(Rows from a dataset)

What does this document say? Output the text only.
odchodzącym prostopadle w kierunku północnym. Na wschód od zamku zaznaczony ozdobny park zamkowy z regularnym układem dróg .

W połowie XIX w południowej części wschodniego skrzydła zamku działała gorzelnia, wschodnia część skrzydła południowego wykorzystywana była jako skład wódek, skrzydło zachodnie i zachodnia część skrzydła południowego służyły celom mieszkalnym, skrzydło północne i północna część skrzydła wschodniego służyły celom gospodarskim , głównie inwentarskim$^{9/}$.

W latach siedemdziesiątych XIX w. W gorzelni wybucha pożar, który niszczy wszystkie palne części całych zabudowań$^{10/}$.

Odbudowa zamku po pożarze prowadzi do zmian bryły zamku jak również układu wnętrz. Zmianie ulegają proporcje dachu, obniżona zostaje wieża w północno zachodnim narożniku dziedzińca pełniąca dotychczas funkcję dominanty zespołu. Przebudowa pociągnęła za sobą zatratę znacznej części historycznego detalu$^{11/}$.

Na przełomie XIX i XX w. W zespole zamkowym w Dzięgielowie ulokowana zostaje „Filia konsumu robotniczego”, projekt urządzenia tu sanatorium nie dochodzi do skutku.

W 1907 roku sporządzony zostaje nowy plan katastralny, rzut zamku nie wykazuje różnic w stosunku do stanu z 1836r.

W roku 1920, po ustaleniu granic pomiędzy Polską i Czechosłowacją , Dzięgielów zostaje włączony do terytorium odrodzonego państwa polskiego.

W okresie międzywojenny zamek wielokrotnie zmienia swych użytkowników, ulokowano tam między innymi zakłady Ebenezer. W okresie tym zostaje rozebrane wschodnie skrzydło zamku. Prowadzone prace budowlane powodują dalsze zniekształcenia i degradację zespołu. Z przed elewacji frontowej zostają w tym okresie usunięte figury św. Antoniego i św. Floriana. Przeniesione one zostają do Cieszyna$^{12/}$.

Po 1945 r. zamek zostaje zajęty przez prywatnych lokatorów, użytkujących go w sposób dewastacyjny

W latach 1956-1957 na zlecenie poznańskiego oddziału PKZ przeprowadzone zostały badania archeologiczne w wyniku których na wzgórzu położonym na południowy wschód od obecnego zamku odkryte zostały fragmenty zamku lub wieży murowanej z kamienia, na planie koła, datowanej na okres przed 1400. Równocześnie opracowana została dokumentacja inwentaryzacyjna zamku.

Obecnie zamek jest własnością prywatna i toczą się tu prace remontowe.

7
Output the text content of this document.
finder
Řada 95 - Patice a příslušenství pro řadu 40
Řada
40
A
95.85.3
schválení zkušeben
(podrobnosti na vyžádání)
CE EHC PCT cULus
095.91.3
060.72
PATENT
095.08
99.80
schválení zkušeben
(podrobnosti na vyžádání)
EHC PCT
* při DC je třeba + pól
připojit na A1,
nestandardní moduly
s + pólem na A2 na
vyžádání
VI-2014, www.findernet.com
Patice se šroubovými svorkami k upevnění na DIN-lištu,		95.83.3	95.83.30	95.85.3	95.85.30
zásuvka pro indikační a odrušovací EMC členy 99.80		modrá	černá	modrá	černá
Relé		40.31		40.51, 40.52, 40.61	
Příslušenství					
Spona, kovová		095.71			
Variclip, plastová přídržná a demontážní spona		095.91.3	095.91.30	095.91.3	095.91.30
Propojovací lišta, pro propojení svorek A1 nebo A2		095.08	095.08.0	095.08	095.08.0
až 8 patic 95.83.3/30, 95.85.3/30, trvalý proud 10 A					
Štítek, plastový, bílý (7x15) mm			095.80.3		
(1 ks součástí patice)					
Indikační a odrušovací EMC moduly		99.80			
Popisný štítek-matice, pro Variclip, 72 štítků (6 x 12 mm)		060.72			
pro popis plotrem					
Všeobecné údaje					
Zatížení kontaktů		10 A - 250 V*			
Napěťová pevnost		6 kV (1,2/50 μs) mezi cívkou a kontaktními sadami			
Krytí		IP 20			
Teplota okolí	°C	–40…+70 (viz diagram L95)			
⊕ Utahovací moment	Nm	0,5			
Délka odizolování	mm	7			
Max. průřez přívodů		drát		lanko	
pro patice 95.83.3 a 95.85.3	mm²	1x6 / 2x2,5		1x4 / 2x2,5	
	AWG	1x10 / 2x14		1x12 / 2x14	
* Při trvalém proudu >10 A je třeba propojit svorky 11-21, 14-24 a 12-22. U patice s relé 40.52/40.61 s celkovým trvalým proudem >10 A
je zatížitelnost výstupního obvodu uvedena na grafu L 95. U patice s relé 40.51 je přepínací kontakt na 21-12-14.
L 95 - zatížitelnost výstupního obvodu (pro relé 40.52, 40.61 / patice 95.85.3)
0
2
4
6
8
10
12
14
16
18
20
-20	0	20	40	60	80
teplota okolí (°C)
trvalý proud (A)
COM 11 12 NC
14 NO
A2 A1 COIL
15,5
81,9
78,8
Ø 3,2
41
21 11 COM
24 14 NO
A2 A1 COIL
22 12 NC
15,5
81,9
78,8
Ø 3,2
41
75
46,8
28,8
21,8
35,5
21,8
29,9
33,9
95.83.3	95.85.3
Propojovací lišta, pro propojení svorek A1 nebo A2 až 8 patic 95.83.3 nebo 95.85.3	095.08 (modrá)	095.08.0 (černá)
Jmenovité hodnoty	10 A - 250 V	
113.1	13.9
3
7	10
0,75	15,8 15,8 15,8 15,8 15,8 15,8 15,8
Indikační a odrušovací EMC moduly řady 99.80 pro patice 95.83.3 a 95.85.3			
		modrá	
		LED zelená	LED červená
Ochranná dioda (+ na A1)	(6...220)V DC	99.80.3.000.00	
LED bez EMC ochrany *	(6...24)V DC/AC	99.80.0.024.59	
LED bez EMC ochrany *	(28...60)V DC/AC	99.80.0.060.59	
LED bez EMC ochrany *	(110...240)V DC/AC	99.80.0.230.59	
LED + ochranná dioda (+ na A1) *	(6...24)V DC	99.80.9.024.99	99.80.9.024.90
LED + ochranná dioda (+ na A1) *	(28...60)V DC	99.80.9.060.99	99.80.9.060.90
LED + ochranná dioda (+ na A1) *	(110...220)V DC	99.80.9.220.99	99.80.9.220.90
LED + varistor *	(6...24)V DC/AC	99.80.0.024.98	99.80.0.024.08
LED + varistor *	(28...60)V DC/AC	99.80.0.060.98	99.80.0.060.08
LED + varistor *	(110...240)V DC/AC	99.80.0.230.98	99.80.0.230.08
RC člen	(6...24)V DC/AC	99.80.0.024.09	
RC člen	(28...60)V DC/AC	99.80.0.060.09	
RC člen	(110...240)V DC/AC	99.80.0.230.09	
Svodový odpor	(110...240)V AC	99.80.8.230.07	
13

● Aim
All entries must be repeated verbatim.

● The output
What does this document say? Output the text only.
odchodzącym prostopadle w kierunku północnym. Na wschód od zamku zaznaczony ozdobny park zamkowy z regularnym układem dróg .

W połowie XIX w południowej części wschodniego skrzydła zamku działała gorzelnia, wschodnia część skrzydła południowego wykorzystywana była jako skład wódek, skrzydło zachodnie i zachodnia część skrzydła południowego służyły celom mieszkalnym, skrzydło północne i północna część skrzydła wschodniego służyły celom gospodarskim , głównie inwentarskim$^{9/}$.

W latach siedemdziesiątych XIX w. W gorzelni wybucha pożar, który niszczy wszystkie palne części całych zabudowań$^{10/}$.

Odbudowa zamku po pożarze prowadzi do zmian bryły zamku jak również układu wnętrz. Zmianie ulegają proporcje dachu, obniżona zostaje wieża w północno zachodnim narożniku dziedzińca pełniąca dotychczas funkcję dominanty zespołu. Przebudowa pociągnęła za sobą zatratę znacznej części historycznego detalu$^{11/}$.

Na przełomie XIX i XX w. W zespole zamkowym w Dzięgielowie ulokowana zostaje „Filia konsumu robotniczego”, projekt urządzenia tu sanatorium nie dochodzi do skutku.

W 1907 roku sporządzony zostaje nowy plan katastralny, rzut zamku nie wykazuje różnic w stosunku do stanu z 1836r.

W roku 1920, po ustaleniu granic pomiędzy Polską i Czechosłowacją , Dzięgielów zostaje włączony do terytorium odrodzonego państwa polskiego.

W okresie międzywojenny zamek wielokrotnie zmienia swych użytkowników, ulokowano tam między innymi zakłady Ebenezer. W okresie tym zostaje rozebrane wschodnie skrzydło zamku. Prowadzone prace budowlane powodują dalsze zniekształcenia i degradację zespołu. Z przed elewacji frontowej zostają w tym okresie usunięte figury św. Antoniego i św. Floriana. Przeniesione one zostają do Cieszyna$^{12/}$.

Po 1945 r. zamek zostaje zajęty przez prywatnych lokatorów, użytkujących go w sposób dewastacyjny

W latach 1956-1957 na zlecenie poznańskiego oddziału PKZ przeprowadzone zostały badania archeologiczne w wyniku których na wzgórzu położonym na południowy wschód od obecnego zamku odkryte zostały fragmenty zamku lub wieży murowanej z kamienia, na planie koła, datowanej na okres przed 1400. Równocześnie opracowana została dokumentacja inwentaryzacyjna zamku.

Obecnie zamek jest własnością prywatna i toczą się tu prace remontowe.

7
Output the text content of this document.
finder
Řada 95 - Patice a příslušenství pro řadu 40
Řada
40
A
95.85.3
schválení zkušeben
(podrobnosti na vyžádání)
CE EHC PCT cULus
095.91.3
060.72
PATENT
095.08
99.80
schválení zkušeben
(podrobnosti na vyžádání)
EHC PCT
* při DC je třeba + pól
připojit na A1,
nestandardní moduly
s + pólem na A2 na
vyžádání
VI-2014, www.findernet.com
Patice se šroubovými svorkami k upevnění na DIN-lištu,		95.83.3	95.83.30	95.85.3	95.85.30
zásuvka pro indikační a odrušovací EMC členy 99.80		modrá	černá	modrá	černá
Relé		40.31		40.51, 40.52, 40.61	
Příslušenství					
Spona, kovová		095.71			
Variclip, plastová přídržná a demontážní spona		095.91.3	095.91.30	095.91.3	095.91.30
Propojovací lišta, pro propojení svorek A1 nebo A2		095.08	095.08.0	095.08	095.08.0
až 8 patic 95.83.3/30, 95.85.3/30, trvalý proud 10 A					
Štítek, plastový, bílý (7x15) mm			095.80.3		
(1 ks součástí patice)					
Indikační a odrušovací EMC moduly		99.80			
Popisný štítek-matice, pro Variclip, 72 štítků (6 x 12 mm)		060.72			
pro popis plotrem					
Všeobecné údaje					
Zatížení kontaktů		10 A - 250 V*			
Napěťová pevnost		6 kV (1,2/50 μs) mezi cívkou a kontaktními sadami			
Krytí		IP 20			
Teplota okolí	°C	–40…+70 (viz diagram L95)			
⊕ Utahovací moment	Nm	0,5			
Délka odizolování	mm	7			
Max. průřez přívodů		drát		lanko	
pro patice 95.83.3 a 95.85.3	mm²	1x6 / 2x2,5		1x4 / 2x2,5	
	AWG	1x10 / 2x14		1x12 / 2x14	
* Při trvalém proudu >10 A je třeba propojit svorky 11-21, 14-24 a 12-22. U patice s relé 40.52/40.61 s celkovým trvalým proudem >10 A
je zatížitelnost výstupního obvodu uvedena na grafu L 95. U patice s relé 40.51 je přepínací kontakt na 21-12-14.
L 95 - zatížitelnost výstupního obvodu (pro relé 40.52, 40.61 / patice 95.85.3)
0
2
4
6
8
10
12
14
16
18
20
-20	0	20	40	60	80
teplota okolí (°C)
trvalý proud (A)
COM 11 12 NC
14 NO
A2 A1 COIL
15,5
81,9
78,8
Ø 3,2
41
21 11 COM
24 14 NO
A2 A1 COIL
22 12 NC
15,5
81,9
78,8
Ø 3,2
41
75
46,8
28,8
21,8
35,5
21,8
29,9
33,9
95.83.3	95.85.3
Propojovací lišta, pro propojení svorek A1 nebo A2 až 8 patic 95.83.3 nebo 95.85.3	095.08 (modrá)	095.08.0 (černá)
Jmenovité hodnoty	10 A - 250 V	
113.1	13.9
3
7	10
0,75	15,8 15,8 15,8 15,8 15,8 15,8 15,8
Indikační a odrušovací EMC moduly řady 99.80 pro patice 95.83.3 a 95.85.3			
		modrá	
		LED zelená	LED červená
Ochranná dioda (+ na A1)	(6...220)V DC	99.80.3.000.00	
LED bez EMC ochrany *	(6...24)V DC/AC	99.80.0.024.59	
LED bez EMC ochrany *	(28...60)V DC/AC	99.80.0.060.59	
LED bez EMC ochrany *	(110...240)V DC/AC	99.80.0.230.59	
LED + ochranná dioda (+ na A1) *	(6...24)V DC	99.80.9.024.99	99.80.9.024.90
LED + ochranná dioda (+ na A1) *	(28...60)V DC	99.80.9.060.99	99.80.9.060.90
LED + ochranná dioda (+ na A1) *	(110...220)V DC	99.80.9.220.99	99.80.9.220.90
LED + varistor *	(6...24)V DC/AC	99.80.0.024.98	99.80.0.024.08
LED + varistor *	(28...60)V DC/AC	99.80.0.060.98	99.80.0.060.08
LED + varistor *	(110...240)V DC/AC	99.80.0.230.98	99.80.0.230.08
RC člen	(6...24)V DC/AC	99.80.0.024.09	
RC člen	(28...60)V DC/AC	99.80.0.060.09	
RC člen	(110...240)V DC/AC	99.80.0.230.09	
Svodový odpor	(110...240)V AC	99.80.8.230.07	
13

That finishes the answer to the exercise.